+++ Dataset records
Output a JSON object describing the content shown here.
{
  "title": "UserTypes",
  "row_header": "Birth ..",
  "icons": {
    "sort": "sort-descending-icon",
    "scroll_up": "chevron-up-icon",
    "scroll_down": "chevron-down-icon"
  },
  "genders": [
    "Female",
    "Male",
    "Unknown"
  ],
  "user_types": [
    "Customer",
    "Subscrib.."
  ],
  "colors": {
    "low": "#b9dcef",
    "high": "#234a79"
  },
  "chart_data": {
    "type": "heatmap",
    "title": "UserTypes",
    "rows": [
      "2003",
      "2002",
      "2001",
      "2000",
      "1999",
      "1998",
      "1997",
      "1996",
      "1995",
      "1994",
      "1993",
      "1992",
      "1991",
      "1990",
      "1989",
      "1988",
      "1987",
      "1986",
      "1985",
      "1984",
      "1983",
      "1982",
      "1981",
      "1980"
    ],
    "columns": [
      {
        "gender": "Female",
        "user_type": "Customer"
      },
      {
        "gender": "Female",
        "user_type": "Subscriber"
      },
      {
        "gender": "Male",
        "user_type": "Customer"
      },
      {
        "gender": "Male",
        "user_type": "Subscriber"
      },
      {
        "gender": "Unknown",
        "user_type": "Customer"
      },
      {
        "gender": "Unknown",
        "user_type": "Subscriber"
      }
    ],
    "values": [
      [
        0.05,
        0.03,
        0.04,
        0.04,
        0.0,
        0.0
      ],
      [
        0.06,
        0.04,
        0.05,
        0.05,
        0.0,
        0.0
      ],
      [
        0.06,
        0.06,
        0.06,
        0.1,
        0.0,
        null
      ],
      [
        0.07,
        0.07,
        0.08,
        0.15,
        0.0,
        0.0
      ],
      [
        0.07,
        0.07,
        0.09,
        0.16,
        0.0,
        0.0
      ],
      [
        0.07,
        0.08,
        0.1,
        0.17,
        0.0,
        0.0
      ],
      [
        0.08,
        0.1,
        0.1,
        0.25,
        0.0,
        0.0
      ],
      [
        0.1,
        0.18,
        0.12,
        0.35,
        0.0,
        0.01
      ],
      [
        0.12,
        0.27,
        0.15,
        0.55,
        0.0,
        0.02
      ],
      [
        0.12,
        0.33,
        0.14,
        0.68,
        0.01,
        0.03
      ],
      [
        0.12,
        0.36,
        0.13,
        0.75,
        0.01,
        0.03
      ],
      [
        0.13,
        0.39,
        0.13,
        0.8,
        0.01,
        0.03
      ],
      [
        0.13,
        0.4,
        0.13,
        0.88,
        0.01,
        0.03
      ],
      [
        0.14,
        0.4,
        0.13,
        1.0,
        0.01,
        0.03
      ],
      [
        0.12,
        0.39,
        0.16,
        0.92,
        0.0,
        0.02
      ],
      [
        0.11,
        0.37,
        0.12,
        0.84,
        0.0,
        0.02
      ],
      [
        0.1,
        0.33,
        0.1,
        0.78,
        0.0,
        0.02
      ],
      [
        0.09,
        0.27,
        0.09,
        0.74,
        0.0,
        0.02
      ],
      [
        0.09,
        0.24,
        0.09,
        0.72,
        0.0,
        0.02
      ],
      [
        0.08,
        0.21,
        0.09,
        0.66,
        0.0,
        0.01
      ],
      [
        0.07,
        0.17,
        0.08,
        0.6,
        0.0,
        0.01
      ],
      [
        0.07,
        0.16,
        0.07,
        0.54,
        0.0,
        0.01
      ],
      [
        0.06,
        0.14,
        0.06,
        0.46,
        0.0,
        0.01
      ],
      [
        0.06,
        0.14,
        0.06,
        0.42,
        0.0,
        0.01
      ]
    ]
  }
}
++++++
● **The exercise**
Search the material above for "chevron". Pull out each line where it shows up.

● **Result of this exercise**
    "scroll_up": "chevron-up-icon",
    "scroll_down": "chevron-down-icon"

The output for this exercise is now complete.